§ Directions for this task
Skip the pictures and repeat each line of the data exactly.

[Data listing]
"""

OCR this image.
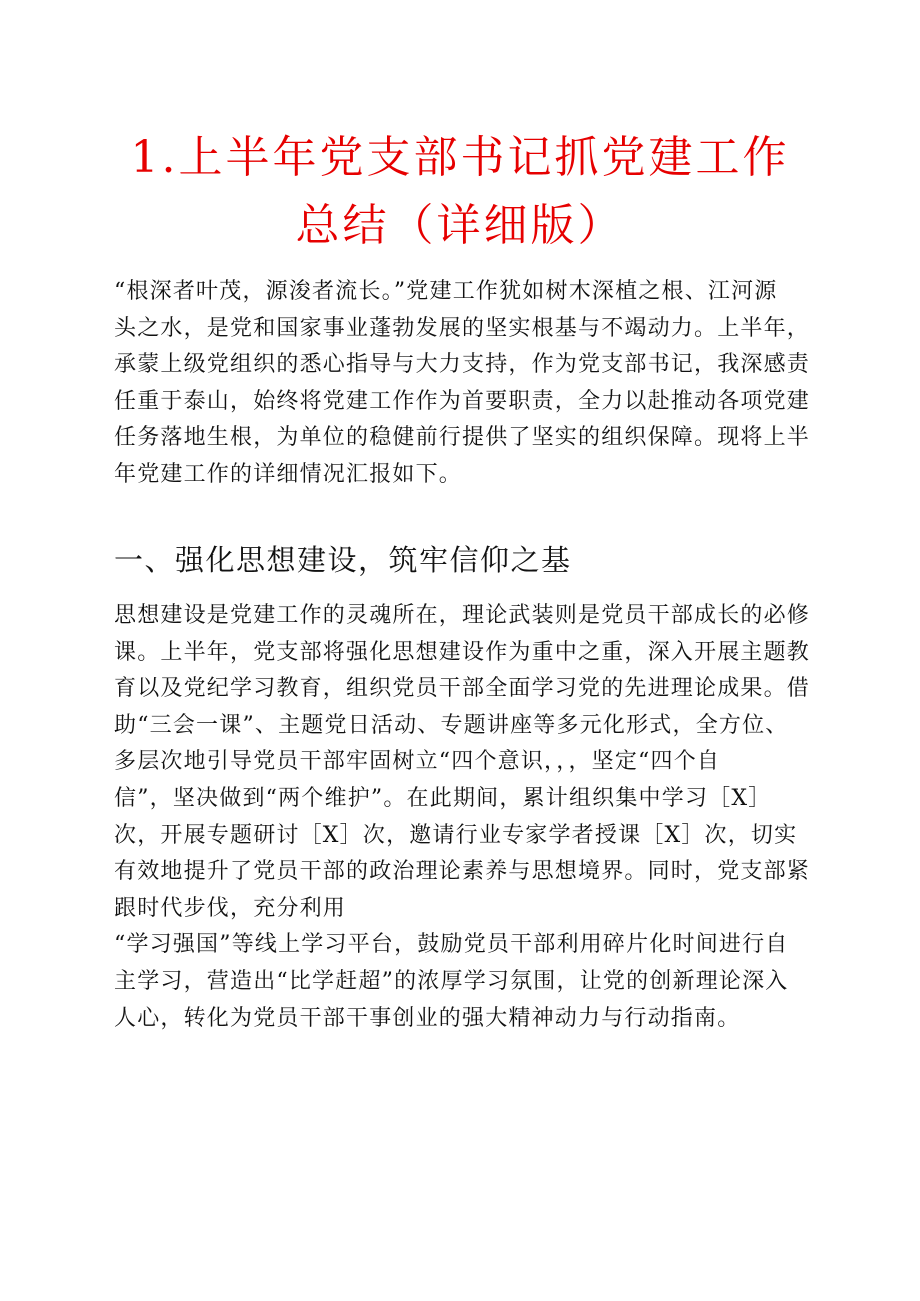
1.上半年党支部书记抓党建工作
总结（详细版）
“根深者叶茂，源浚者流长。”党建工作犹如树木深植之根、江河源
头之水，是党和国家事业蓬勃发展的坚实根基与不竭动力。上半年，
承蒙上级党组织的悉心指导与大力支持，作为党支部书记，我深感责
任重于泰山，始终将党建工作作为首要职责，全力以赴推动各项党建
任务落地生根，为单位的稳健前行提供了坚实的组织保障。现将上半
年党建工作的详细情况汇报如下。
一、强化思想建设，筑牢信仰之基
思想建设是党建工作的灵魂所在，理论武装则是党员干部成长的必修
课。上半年，党支部将强化思想建设作为重中之重，深入开展主题教
育以及党纪学习教育，组织党员干部全面学习党的先进理论成果。借
助“三会一课”、主题党日活动、专题讲座等多元化形式，全方位、
多层次地引导党员干部牢固树立“四个意识，，，坚定“四个自
信”，坚决做到“两个维护”。在此期间，累计组织集中学习［X］
次，开展专题研讨［X］次，邀请行业专家学者授课［X］次，切实
有效地提升了党员干部的政治理论素养与思想境界。同时，党支部紧
跟时代步伐，充分利用
“学习强国”等线上学习平台，鼓励党员干部利用碎片化时间进行自
主学习，营造出“比学赶超”的浓厚学习氛围，让党的创新理论深入
人心，转化为党员干部干事创业的强大精神动力与行动指南。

"""

§ Task response
OCR this image.
1.上半年党支部书记抓党建工作
总结（详细版）
“根深者叶茂，源浚者流长。”党建工作犹如树木深植之根、江河源
头之水，是党和国家事业蓬勃发展的坚实根基与不竭动力。上半年，
承蒙上级党组织的悉心指导与大力支持，作为党支部书记，我深感责
任重于泰山，始终将党建工作作为首要职责，全力以赴推动各项党建
任务落地生根，为单位的稳健前行提供了坚实的组织保障。现将上半
年党建工作的详细情况汇报如下。
一、强化思想建设，筑牢信仰之基
思想建设是党建工作的灵魂所在，理论武装则是党员干部成长的必修
课。上半年，党支部将强化思想建设作为重中之重，深入开展主题教
育以及党纪学习教育，组织党员干部全面学习党的先进理论成果。借
助“三会一课”、主题党日活动、专题讲座等多元化形式，全方位、
多层次地引导党员干部牢固树立“四个意识，，，坚定“四个自
信”，坚决做到“两个维护”。在此期间，累计组织集中学习［X］
次，开展专题研讨［X］次，邀请行业专家学者授课［X］次，切实
有效地提升了党员干部的政治理论素养与思想境界。同时，党支部紧
跟时代步伐，充分利用
“学习强国”等线上学习平台，鼓励党员干部利用碎片化时间进行自
主学习，营造出“比学赶超”的浓厚学习氛围，让党的创新理论深入
人心，转化为党员干部干事创业的强大精神动力与行动指南。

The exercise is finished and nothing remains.